↓
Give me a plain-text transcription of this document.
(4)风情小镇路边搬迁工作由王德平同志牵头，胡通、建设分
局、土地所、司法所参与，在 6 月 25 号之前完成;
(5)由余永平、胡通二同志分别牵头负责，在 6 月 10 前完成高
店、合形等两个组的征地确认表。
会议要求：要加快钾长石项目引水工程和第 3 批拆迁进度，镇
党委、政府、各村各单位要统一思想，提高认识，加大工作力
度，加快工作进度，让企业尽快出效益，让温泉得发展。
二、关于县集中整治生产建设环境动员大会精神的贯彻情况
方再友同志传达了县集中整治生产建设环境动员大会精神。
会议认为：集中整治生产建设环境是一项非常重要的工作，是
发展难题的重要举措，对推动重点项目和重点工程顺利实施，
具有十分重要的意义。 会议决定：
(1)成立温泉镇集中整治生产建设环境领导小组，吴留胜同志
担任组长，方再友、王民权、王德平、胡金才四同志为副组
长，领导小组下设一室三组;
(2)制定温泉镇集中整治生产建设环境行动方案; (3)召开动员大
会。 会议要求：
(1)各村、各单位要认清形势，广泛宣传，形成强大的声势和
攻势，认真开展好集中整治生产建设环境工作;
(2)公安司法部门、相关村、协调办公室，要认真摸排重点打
↑
Reproduce every line of the material above exactly.

Task answer -
Give me a plain-text transcription of this document.
(4)风情小镇路边搬迁工作由王德平同志牵头，胡通、建设分
局、土地所、司法所参与，在 6 月 25 号之前完成;
(5)由余永平、胡通二同志分别牵头负责，在 6 月 10 前完成高
店、合形等两个组的征地确认表。
会议要求：要加快钾长石项目引水工程和第 3 批拆迁进度，镇
党委、政府、各村各单位要统一思想，提高认识，加大工作力
度，加快工作进度，让企业尽快出效益，让温泉得发展。
二、关于县集中整治生产建设环境动员大会精神的贯彻情况
方再友同志传达了县集中整治生产建设环境动员大会精神。
会议认为：集中整治生产建设环境是一项非常重要的工作，是
发展难题的重要举措，对推动重点项目和重点工程顺利实施，
具有十分重要的意义。 会议决定：
(1)成立温泉镇集中整治生产建设环境领导小组，吴留胜同志
担任组长，方再友、王民权、王德平、胡金才四同志为副组
长，领导小组下设一室三组;
(2)制定温泉镇集中整治生产建设环境行动方案; (3)召开动员大
会。 会议要求：
(1)各村、各单位要认清形势，广泛宣传，形成强大的声势和
攻势，认真开展好集中整治生产建设环境工作;
(2)公安司法部门、相关村、协调办公室，要认真摸排重点打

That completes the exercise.